[LISTED RECORDS]
——————————

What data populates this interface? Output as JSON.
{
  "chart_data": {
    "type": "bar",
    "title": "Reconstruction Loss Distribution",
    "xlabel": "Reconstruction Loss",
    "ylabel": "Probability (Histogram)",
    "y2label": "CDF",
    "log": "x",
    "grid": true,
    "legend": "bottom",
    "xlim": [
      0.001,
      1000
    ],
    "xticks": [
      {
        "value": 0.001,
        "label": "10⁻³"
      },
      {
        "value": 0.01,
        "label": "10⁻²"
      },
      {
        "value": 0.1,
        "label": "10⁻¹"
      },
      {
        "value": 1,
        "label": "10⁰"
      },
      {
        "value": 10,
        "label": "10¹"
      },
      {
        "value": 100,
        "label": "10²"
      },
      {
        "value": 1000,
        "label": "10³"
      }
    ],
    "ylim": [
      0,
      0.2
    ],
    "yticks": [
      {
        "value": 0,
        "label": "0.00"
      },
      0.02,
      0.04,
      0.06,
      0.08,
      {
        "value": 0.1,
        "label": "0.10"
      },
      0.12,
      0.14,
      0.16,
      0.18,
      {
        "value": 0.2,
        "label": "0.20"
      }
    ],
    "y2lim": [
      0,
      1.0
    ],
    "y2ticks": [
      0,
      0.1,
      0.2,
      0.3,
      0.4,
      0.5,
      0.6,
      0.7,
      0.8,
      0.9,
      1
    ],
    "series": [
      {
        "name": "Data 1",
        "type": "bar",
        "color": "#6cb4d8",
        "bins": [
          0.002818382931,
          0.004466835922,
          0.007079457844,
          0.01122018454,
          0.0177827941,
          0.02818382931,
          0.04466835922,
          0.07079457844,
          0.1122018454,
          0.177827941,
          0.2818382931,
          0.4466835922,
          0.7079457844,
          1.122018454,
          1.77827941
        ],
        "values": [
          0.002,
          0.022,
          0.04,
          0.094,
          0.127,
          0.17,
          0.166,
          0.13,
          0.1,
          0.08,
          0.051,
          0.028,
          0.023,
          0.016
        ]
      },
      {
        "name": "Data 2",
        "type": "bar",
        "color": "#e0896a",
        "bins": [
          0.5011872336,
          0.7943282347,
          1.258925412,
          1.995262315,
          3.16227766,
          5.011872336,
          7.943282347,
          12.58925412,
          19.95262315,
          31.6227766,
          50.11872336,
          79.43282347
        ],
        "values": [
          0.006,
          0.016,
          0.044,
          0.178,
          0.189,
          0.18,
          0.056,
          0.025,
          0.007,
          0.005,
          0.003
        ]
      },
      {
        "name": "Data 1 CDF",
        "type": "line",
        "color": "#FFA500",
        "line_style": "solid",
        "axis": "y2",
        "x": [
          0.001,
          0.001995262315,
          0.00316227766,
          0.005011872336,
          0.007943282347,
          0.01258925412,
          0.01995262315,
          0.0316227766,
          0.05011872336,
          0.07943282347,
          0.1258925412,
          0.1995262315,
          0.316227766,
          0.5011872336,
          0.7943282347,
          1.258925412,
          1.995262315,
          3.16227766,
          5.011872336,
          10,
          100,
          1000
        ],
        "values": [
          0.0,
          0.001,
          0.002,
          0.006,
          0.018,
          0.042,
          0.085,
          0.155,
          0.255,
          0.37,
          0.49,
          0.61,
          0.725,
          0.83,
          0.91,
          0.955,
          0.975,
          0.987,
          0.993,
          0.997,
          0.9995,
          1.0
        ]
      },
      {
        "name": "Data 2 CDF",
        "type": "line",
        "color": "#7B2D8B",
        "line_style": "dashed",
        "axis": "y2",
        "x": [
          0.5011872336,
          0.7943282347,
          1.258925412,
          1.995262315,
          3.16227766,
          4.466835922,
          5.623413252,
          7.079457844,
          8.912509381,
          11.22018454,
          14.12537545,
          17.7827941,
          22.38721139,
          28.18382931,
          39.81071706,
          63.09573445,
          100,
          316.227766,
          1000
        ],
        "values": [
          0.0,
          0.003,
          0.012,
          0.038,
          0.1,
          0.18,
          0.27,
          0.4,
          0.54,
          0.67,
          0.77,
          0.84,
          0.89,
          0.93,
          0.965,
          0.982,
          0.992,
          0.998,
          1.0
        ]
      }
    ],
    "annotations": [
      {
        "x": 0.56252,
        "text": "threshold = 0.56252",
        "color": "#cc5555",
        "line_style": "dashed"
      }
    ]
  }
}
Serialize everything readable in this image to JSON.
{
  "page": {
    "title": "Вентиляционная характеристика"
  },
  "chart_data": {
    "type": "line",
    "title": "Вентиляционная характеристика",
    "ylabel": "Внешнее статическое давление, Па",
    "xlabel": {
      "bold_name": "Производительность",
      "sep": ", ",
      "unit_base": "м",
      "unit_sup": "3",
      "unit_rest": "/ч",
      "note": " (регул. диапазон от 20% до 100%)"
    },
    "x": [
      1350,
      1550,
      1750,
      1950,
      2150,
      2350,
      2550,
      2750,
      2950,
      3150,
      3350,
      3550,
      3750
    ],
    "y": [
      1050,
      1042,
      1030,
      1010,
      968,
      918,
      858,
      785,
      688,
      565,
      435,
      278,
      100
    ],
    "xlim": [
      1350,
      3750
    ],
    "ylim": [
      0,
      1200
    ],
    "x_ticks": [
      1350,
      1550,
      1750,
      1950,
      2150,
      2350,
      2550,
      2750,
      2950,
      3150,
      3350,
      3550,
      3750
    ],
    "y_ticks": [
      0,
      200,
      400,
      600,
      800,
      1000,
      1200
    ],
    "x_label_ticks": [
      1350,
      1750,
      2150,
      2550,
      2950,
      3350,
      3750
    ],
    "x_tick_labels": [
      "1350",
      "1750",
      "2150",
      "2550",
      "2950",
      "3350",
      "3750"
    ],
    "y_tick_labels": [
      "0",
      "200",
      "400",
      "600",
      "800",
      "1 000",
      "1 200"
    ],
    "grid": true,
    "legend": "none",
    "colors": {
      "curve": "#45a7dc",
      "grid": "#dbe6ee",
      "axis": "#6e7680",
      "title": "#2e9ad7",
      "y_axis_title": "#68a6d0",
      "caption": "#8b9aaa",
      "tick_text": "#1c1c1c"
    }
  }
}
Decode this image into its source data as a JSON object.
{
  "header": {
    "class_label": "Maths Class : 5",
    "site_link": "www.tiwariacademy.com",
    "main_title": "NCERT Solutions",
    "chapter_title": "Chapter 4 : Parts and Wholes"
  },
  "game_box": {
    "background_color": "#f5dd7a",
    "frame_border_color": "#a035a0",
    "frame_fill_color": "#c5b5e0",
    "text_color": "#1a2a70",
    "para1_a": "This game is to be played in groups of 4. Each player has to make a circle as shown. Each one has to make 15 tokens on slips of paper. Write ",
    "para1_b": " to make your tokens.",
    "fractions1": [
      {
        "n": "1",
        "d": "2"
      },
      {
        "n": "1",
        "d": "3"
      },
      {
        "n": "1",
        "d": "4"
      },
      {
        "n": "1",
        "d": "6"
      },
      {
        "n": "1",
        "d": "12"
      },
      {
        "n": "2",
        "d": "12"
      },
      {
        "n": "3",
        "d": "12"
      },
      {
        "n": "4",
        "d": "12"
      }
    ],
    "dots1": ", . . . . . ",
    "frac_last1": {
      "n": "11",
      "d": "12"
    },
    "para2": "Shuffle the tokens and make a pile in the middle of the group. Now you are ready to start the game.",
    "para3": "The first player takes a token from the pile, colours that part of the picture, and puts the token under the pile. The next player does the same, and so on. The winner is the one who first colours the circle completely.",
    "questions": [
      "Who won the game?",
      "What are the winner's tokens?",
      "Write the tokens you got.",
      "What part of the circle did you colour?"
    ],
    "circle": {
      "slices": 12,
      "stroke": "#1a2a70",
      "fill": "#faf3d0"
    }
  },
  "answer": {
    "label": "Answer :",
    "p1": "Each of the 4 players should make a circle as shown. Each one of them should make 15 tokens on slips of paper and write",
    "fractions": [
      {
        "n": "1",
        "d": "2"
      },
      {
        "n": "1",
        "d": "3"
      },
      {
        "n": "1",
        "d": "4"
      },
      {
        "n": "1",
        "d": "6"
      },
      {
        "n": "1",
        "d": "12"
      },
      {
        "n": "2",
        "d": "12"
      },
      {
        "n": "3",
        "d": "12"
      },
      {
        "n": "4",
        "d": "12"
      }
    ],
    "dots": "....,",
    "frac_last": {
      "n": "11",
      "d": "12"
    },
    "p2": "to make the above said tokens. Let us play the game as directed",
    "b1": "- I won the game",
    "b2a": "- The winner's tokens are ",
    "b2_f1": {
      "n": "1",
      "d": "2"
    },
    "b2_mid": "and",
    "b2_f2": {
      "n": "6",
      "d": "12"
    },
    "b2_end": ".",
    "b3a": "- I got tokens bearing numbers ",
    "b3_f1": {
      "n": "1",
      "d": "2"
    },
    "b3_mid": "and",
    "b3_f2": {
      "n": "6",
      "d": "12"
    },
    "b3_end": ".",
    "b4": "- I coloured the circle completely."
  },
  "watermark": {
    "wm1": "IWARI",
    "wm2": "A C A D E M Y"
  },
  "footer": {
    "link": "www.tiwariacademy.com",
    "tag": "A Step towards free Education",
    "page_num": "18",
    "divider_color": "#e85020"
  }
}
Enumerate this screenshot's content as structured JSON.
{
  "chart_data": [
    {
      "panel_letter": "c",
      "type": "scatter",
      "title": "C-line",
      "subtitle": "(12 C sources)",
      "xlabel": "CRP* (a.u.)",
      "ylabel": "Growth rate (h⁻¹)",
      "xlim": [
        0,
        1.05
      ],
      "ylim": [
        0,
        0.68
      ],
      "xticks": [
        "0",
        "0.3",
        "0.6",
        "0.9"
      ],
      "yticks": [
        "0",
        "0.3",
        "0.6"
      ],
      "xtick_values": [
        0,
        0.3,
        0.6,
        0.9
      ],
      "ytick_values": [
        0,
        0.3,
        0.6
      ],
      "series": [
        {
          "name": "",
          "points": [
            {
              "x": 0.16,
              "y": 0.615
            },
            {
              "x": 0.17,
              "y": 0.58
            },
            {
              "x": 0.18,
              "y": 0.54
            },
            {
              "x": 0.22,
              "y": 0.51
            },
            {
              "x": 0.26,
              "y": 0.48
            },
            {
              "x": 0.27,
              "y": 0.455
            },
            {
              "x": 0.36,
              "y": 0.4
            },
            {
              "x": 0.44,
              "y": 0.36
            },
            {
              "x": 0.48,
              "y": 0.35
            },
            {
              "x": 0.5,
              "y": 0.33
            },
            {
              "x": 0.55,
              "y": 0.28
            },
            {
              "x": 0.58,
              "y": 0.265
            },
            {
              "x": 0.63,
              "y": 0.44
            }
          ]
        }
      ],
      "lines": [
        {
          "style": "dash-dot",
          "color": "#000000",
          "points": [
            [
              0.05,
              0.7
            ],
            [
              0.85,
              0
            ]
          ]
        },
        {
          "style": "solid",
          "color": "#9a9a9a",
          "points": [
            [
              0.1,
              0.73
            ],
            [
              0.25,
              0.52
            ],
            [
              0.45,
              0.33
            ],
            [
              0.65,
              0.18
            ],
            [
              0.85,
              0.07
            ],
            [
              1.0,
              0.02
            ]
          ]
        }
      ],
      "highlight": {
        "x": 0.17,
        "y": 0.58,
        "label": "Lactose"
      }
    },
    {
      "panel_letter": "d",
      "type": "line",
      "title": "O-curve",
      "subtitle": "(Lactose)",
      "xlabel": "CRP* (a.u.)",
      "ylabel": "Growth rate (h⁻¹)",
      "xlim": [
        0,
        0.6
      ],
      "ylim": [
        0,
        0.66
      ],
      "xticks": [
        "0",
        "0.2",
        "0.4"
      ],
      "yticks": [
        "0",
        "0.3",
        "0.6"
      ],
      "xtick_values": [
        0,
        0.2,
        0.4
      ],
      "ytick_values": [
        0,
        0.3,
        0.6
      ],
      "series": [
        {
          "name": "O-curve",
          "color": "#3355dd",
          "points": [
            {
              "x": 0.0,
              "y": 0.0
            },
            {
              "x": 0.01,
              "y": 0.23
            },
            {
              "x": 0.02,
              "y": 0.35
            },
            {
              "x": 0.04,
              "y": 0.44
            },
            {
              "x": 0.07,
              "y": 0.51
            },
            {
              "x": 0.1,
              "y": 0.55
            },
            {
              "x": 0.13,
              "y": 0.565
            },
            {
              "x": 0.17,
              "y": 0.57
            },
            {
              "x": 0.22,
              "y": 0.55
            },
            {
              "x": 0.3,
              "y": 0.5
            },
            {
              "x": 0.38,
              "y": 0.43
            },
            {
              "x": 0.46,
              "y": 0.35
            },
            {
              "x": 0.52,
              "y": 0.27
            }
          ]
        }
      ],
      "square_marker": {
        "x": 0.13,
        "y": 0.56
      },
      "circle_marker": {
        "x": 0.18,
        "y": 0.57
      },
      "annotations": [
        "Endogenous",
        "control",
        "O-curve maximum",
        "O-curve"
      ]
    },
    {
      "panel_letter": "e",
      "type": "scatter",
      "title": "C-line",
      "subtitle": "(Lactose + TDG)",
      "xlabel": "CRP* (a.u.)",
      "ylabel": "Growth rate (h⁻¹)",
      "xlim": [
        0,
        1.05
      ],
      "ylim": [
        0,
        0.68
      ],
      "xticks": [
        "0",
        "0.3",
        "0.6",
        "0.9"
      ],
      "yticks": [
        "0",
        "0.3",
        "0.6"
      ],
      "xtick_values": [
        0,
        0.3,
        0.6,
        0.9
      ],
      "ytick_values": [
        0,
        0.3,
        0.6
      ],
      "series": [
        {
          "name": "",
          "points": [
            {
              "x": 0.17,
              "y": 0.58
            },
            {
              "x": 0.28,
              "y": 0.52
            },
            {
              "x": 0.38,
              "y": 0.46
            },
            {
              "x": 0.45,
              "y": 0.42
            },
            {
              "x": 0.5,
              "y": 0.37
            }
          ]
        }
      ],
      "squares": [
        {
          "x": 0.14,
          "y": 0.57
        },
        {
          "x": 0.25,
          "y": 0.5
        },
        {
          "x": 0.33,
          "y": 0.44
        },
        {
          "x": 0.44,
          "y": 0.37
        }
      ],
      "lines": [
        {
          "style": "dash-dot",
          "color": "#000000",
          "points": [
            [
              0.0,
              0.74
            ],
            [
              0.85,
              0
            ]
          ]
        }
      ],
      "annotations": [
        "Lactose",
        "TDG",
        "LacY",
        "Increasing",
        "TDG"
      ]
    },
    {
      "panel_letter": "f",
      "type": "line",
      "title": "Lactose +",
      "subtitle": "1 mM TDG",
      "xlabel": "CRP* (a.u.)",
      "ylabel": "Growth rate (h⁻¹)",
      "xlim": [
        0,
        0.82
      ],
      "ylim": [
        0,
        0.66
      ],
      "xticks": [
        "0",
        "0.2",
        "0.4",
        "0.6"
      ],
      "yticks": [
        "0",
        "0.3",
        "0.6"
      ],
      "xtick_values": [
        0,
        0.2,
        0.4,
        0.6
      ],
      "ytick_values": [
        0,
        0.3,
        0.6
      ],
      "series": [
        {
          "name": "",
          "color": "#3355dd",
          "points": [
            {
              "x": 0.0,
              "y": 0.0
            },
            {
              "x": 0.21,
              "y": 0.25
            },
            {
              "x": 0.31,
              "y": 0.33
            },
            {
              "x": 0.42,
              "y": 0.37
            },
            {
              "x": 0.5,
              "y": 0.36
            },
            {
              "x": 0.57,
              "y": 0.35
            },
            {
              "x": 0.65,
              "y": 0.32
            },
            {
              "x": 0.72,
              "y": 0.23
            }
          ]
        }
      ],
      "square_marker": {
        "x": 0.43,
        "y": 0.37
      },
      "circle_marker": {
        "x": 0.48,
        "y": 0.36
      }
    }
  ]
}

——————————

[PROMPT] Give solely the number of lines in the data that contain the string "pile".

[SOLUTION TO THE PROBLEM] 2